[[ Excerpted passage open ]]

Harnessing bioactive compounds from Cannabis sativa residue to improve rumen fermentation and reduce methane production: in silico, in vitro, and in situ nylon bag studies.

Abstract

The inhibition of methyl-coenzyme M reductase (MCR) effectively suppresses ruminal methanogen activity, thereby mitigating enteric methane emissions in ruminants. However, the development of highly specific and environmentally sustainable inhibitors remains a significant challenge. This study aimed to identify key bioactive compounds from Cannabis sativa L. residue (CSR) that function as novel methane inhibitors that specifically target MCR by computational molecular screening. Cannabidiol (CBD) and delta-9-tetrahydrocannabinol (THC) were identified as potential candidate compounds using the molecular docking technique. CBD and THC were found to be compounds that can navigate through a narrow channel and bind to the active sites of MCR, with calculated binding free energies of -8.8 and -5.5 kcal/mol, respectively. Furthermore, the effects of CSR supplementation levels on rumen fermentation, nutrient digestibility, methane production, and the ruminal microbial population were investigated through in vitro rumen fermentation simulations, as well as in situ digestibility analysis according to a completed randomized design (CRD). Compared with the control, supplementation with 2% total DM substrate in a total mixed ration (TMR) diet resulted in a 34% decrease in methane production. In addition, CSR increased the molar proportion of propionic acid and the concentration of ammonia-nitrogen (NH-N), whereas the molar proportion of acetic acid and the acetic acid to propionic acid ratio decreased. At the bacterial level, the population of R. flavefaciens decreased with CSR supplementation. At the archaeal level, the population of Methanobacteriales decreased with CSR supplementation. These findings suggest that CSR has the potential to be used as a novel natural additive for inhibiting ruminal methane production. Further in vivo studies are recommended to validate these findings.

[[ Excerpted passage closed ]]
[[ Stored data open ]]

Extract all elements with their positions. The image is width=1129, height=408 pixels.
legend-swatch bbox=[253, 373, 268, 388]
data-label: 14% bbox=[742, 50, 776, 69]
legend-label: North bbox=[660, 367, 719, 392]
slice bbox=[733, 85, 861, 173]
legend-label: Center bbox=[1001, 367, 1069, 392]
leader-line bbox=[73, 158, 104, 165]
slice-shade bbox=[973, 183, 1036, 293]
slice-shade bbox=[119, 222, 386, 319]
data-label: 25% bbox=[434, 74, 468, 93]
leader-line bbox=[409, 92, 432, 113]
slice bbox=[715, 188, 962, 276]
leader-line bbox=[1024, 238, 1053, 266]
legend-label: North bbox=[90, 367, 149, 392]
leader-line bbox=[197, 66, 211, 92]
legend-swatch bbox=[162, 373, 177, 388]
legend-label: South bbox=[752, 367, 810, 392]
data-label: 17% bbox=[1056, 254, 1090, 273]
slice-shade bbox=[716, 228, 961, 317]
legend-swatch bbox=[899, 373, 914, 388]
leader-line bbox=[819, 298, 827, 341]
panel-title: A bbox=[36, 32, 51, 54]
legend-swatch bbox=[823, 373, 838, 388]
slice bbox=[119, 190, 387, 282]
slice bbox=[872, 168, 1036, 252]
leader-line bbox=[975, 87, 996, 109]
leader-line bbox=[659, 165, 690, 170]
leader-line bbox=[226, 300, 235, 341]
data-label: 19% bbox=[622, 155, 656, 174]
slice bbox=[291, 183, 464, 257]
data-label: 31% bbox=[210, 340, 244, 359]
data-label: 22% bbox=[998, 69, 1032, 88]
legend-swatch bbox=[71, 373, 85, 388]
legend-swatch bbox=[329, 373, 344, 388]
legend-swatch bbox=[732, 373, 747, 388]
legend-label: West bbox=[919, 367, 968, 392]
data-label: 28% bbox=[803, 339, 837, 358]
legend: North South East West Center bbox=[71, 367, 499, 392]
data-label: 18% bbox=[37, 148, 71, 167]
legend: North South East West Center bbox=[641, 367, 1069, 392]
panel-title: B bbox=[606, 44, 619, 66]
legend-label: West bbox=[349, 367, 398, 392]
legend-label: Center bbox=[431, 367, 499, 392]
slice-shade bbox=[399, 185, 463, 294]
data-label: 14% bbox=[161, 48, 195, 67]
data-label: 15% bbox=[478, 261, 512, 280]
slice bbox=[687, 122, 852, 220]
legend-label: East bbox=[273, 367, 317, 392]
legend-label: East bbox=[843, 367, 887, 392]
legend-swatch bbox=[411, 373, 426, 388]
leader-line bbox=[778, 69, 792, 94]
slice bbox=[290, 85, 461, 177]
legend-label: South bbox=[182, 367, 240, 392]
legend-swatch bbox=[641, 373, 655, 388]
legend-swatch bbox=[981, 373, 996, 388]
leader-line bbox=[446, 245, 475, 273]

[[ Stored data closed ]]

> [Problems to work on]
a) Decide whether each of the following statements agrees with the abstract on cannabis residue and rumen methane, answering yes or no and quoting the deciding words of the abstract: (i) CBD showed a calculated binding free energy of -8.8 kcal/mol with MCR; (ii) CSR supplementation raised the molar proportion of acetic acid; (iii) the Methanobacteriales population grew with CSR supplementation.
b) Update the abstract on cannabis residue and rumen methane by reproducing the text between "Harnessing bioactive compounds" and "nylon bag studies.", inclusive, with "methane production" replaced by "methane output".
c) Summarize the abstract on cannabis residue and rumen methane in two sentences.

> [Your responses]
a)
(i) Yes: "with calculated binding free energies of -8.8 and -5.5 kcal/mol, respectively"
(ii) No: "whereas the molar proportion of acetic acid and the acetic acid to propionic acid ratio decreased"
(iii) No: "the population of Methanobacteriales decreased with CSR supplementation"

b)
Harnessing bioactive compounds from Cannabis sativa residue to improve rumen fermentation and reduce methane output: in silico, in vitro, and in situ nylon bag studies.

c) Molecular docking identified CBD and THC from Cannabis sativa L. residue as compounds able to bind the active sites of MCR, the enzyme whose inhibition suppresses ruminal methanogen activity. In vitro and in situ tests showed that supplementation at 2% of total DM substrate in a TMR diet cut methane production by 34%, raised propionic acid and NH-N, and reduced acetic acid, R. flavefaciens, and Methanobacteriales.